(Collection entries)

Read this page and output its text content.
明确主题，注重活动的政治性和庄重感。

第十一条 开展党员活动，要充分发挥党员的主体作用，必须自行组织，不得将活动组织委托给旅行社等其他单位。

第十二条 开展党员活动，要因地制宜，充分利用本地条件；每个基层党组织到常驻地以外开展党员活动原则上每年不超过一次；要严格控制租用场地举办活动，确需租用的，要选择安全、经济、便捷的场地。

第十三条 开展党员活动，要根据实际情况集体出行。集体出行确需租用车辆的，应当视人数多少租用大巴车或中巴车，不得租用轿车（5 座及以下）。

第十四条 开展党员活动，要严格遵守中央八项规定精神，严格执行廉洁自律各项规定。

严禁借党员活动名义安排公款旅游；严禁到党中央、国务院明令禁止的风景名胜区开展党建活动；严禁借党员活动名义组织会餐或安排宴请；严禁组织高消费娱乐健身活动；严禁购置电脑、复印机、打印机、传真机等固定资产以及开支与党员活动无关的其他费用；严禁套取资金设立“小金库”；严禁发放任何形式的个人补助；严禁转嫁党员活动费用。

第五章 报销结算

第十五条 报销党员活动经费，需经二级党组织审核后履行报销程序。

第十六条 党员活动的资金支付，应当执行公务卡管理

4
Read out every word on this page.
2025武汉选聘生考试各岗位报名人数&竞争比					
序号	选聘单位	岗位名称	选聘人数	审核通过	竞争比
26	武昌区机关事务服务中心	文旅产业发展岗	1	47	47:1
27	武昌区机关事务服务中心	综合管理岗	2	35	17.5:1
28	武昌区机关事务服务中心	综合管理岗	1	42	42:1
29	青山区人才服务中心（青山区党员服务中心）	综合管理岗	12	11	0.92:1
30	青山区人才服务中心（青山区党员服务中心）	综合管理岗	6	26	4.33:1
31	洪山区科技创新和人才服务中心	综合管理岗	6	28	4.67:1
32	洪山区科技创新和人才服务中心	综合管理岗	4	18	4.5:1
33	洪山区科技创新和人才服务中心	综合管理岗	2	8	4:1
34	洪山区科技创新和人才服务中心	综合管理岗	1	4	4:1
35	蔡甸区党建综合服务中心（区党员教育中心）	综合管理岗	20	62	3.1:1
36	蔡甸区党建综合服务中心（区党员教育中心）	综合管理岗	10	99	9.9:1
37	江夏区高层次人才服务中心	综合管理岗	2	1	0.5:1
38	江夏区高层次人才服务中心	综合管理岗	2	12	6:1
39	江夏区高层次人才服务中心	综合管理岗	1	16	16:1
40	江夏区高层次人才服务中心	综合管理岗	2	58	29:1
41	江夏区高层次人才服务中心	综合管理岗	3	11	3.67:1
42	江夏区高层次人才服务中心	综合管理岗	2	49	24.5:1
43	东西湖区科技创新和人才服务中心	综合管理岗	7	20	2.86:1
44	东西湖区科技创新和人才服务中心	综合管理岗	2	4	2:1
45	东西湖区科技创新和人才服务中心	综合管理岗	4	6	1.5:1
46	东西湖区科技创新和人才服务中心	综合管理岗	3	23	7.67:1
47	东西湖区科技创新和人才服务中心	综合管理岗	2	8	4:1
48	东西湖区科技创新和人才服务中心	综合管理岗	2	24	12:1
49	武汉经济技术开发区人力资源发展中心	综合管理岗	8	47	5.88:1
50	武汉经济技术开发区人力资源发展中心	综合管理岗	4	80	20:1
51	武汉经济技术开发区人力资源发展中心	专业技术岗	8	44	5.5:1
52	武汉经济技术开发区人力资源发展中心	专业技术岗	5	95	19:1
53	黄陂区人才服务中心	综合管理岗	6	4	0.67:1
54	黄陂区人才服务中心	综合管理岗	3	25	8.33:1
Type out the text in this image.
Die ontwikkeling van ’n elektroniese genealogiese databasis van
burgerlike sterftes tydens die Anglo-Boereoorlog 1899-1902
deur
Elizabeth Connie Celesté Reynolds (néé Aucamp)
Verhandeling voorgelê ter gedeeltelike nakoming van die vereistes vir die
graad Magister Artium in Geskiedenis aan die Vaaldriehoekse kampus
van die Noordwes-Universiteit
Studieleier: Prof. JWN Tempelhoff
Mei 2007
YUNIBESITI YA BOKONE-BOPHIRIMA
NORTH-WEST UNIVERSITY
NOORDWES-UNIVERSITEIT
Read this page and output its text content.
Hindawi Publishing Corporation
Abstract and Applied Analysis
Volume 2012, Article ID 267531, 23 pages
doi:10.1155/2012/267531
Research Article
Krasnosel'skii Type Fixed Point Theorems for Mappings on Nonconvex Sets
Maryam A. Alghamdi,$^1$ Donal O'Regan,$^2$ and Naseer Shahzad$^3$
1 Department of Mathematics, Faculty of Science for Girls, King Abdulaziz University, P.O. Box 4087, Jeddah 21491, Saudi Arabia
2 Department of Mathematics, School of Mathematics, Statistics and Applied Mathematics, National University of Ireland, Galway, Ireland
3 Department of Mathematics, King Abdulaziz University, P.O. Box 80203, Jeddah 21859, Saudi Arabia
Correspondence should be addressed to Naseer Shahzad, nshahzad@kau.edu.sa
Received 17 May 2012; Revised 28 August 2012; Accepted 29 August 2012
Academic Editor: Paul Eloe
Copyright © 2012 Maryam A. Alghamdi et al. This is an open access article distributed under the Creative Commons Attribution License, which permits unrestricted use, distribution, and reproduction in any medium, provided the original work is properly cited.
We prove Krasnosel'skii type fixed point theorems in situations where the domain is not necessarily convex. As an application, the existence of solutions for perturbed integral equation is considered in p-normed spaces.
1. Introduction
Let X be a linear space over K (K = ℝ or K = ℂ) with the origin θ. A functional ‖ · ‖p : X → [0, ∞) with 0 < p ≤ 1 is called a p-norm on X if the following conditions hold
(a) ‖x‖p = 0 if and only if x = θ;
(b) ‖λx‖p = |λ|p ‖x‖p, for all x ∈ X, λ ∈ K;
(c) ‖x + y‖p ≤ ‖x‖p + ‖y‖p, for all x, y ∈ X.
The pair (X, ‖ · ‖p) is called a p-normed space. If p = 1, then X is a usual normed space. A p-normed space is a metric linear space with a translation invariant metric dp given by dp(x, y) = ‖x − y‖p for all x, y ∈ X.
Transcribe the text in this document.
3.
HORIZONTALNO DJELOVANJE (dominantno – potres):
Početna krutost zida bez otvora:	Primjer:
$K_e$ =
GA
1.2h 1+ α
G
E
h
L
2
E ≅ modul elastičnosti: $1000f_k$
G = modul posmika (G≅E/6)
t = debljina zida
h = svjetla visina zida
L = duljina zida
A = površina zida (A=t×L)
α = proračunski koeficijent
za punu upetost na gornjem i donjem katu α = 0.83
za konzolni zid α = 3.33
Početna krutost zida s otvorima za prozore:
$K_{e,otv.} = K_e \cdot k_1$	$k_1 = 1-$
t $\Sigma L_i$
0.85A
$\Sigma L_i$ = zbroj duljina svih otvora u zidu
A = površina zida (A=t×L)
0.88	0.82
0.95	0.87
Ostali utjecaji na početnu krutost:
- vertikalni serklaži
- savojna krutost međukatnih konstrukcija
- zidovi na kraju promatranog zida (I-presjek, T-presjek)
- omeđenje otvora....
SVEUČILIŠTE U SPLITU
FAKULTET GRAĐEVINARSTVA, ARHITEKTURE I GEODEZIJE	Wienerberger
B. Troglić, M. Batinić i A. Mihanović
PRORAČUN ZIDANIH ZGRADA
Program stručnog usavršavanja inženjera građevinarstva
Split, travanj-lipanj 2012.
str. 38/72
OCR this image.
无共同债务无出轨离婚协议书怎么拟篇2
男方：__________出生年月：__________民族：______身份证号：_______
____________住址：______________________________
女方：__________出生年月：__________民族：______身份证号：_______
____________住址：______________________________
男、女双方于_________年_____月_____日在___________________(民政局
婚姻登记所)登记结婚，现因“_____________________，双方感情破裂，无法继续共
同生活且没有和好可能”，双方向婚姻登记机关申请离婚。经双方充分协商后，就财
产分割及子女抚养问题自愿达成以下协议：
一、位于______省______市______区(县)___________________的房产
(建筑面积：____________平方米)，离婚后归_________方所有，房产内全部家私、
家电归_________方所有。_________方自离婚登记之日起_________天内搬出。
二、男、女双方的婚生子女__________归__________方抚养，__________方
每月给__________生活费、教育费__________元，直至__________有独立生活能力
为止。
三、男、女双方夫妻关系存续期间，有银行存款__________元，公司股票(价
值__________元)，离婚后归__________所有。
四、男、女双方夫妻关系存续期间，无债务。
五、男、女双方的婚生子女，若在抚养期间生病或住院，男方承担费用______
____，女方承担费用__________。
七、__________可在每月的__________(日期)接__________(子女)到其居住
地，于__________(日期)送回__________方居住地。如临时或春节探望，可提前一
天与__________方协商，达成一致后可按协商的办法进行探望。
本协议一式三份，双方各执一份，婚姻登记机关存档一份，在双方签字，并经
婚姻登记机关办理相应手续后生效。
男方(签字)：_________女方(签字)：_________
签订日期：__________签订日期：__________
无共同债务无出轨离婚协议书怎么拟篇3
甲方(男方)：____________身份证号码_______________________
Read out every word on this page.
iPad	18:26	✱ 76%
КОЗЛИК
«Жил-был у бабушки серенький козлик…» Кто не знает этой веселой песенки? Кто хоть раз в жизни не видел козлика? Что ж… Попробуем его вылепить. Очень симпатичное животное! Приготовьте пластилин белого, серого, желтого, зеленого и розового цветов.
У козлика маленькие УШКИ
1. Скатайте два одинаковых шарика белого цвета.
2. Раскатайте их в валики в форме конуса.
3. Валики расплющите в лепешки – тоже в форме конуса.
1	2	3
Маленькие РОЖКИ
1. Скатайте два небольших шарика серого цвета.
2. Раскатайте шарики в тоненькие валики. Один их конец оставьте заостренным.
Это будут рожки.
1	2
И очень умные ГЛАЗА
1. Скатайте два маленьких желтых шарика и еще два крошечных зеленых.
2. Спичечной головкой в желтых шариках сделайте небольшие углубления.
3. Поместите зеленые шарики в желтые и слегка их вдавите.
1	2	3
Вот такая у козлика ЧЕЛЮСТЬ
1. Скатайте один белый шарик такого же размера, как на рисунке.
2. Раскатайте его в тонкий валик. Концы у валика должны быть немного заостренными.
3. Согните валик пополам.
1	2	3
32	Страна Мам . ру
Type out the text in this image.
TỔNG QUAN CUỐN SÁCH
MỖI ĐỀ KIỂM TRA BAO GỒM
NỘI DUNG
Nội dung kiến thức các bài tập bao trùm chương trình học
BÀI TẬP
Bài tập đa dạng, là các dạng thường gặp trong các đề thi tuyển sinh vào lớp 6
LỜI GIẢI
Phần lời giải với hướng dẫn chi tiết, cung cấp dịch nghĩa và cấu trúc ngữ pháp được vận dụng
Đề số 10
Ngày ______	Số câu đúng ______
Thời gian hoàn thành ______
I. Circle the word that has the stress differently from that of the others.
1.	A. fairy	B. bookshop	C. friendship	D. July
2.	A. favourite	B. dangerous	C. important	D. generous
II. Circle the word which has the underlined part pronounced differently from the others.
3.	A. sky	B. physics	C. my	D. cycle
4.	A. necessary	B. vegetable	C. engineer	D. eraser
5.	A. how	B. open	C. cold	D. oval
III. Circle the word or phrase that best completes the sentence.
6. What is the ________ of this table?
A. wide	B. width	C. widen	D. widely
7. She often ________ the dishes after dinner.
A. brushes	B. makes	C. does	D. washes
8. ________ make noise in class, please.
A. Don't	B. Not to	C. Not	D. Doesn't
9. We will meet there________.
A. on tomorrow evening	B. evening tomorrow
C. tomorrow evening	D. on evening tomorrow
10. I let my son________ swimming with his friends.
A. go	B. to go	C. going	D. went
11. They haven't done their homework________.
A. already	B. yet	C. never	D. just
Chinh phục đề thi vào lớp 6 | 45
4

▸ **Requirements**
Extract every line above that contains the word "Mathematics".

▸ **Worked solution**
1 Department of Mathematics, Faculty of Science for Girls, King Abdulaziz University, P.O. Box 4087, Jeddah 21491, Saudi Arabia
2 Department of Mathematics, School of Mathematics, Statistics and Applied Mathematics, National University of Ireland, Galway, Ireland
3 Department of Mathematics, King Abdulaziz University, P.O. Box 80203, Jeddah 21859, Saudi Arabia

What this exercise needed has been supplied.